[BEGIN Entries shown]

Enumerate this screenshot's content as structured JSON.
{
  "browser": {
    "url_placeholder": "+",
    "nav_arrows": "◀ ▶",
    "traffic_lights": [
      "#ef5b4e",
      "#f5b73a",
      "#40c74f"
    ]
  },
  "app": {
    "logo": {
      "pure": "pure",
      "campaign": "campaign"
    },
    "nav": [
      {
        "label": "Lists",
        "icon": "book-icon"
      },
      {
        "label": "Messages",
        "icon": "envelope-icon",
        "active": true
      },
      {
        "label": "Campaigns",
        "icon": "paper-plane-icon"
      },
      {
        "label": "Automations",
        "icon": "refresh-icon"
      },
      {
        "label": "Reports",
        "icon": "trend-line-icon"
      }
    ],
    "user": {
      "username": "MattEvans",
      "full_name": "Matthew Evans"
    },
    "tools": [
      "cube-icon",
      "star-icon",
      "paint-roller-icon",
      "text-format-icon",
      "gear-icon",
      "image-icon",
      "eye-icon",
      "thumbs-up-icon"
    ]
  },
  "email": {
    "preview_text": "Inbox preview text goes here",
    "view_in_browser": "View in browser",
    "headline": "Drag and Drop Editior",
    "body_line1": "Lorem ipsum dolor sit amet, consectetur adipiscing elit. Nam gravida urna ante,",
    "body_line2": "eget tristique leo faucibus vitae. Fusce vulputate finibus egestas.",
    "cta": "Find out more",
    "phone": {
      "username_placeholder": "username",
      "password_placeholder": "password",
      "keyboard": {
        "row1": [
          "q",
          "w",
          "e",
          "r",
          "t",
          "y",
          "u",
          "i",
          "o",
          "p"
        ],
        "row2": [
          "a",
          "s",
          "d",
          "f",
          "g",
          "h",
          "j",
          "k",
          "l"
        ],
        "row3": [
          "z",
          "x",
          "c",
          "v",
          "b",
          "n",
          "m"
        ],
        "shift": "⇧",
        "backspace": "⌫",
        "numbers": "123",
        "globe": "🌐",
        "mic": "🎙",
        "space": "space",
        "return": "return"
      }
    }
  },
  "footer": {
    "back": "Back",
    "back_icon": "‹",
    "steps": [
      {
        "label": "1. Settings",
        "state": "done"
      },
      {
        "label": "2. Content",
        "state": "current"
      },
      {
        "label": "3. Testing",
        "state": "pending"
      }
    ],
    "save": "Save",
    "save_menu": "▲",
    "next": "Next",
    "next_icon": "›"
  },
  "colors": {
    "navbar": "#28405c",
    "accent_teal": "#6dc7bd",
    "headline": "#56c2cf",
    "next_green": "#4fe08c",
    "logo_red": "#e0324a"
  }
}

[END Entries shown]

* Work required
Find the string "label" in the listing and return every line that holds it.

* The answer
        "label": "Lists",
        "label": "Messages",
        "label": "Campaigns",
        "label": "Automations",
        "label": "Reports",
        "label": "1. Settings",
        "label": "2. Content",
        "label": "3. Testing",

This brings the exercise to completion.